● **Written instruction**: Every line in the listing is to be echoed verbatim.

● **Chart and figure data**:
━━━━━━━━━━━━━━━━━━━━━━━━━━━━━━

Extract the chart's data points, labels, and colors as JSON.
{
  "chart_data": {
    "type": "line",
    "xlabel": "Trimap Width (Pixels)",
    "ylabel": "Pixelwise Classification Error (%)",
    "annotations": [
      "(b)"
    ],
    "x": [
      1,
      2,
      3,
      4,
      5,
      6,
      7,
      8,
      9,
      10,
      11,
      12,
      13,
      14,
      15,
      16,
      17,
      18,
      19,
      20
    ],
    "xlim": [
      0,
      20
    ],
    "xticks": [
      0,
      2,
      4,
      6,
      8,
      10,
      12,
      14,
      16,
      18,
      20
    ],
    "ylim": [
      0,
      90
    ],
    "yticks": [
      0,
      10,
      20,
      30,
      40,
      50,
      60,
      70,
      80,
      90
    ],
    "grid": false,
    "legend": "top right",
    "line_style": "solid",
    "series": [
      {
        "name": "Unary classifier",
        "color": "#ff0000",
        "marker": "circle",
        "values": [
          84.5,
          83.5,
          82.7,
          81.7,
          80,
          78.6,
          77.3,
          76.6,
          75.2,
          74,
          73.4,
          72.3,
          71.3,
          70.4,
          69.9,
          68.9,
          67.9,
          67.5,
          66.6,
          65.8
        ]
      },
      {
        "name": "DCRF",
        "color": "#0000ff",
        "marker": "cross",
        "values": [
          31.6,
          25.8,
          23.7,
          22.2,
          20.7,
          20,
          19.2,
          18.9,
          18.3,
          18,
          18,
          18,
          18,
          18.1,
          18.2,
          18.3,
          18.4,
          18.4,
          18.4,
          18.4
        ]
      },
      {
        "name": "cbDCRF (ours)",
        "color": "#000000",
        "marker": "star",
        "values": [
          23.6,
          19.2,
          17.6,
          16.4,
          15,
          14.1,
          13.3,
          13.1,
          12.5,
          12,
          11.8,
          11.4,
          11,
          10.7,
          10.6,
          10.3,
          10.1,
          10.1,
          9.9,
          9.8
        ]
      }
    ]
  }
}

━━━━━━━━━━━━━━━━━━━━━━━━━━━━━━

● **Solution to this problem**:
Extract the chart's data points, labels, and colors as JSON.
{
  "chart_data": {
    "type": "line",
    "xlabel": "Trimap Width (Pixels)",
    "ylabel": "Pixelwise Classification Error (%)",
    "annotations": [
      "(b)"
    ],
    "x": [
      1,
      2,
      3,
      4,
      5,
      6,
      7,
      8,
      9,
      10,
      11,
      12,
      13,
      14,
      15,
      16,
      17,
      18,
      19,
      20
    ],
    "xlim": [
      0,
      20
    ],
    "xticks": [
      0,
      2,
      4,
      6,
      8,
      10,
      12,
      14,
      16,
      18,
      20
    ],
    "ylim": [
      0,
      90
    ],
    "yticks": [
      0,
      10,
      20,
      30,
      40,
      50,
      60,
      70,
      80,
      90
    ],
    "grid": false,
    "legend": "top right",
    "line_style": "solid",
    "series": [
      {
        "name": "Unary classifier",
        "color": "#ff0000",
        "marker": "circle",
        "values": [
          84.5,
          83.5,
          82.7,
          81.7,
          80,
          78.6,
          77.3,
          76.6,
          75.2,
          74,
          73.4,
          72.3,
          71.3,
          70.4,
          69.9,
          68.9,
          67.9,
          67.5,
          66.6,
          65.8
        ]
      },
      {
        "name": "DCRF",
        "color": "#0000ff",
        "marker": "cross",
        "values": [
          31.6,
          25.8,
          23.7,
          22.2,
          20.7,
          20,
          19.2,
          18.9,
          18.3,
          18,
          18,
          18,
          18,
          18.1,
          18.2,
          18.3,
          18.4,
          18.4,
          18.4,
          18.4
        ]
      },
      {
        "name": "cbDCRF (ours)",
        "color": "#000000",
        "marker": "star",
        "values": [
          23.6,
          19.2,
          17.6,
          16.4,
          15,
          14.1,
          13.3,
          13.1,
          12.5,
          12,
          11.8,
          11.4,
          11,
          10.7,
          10.6,
          10.3,
          10.1,
          10.1,
          9.9,
          9.8
        ]
      }
    ]
  }
}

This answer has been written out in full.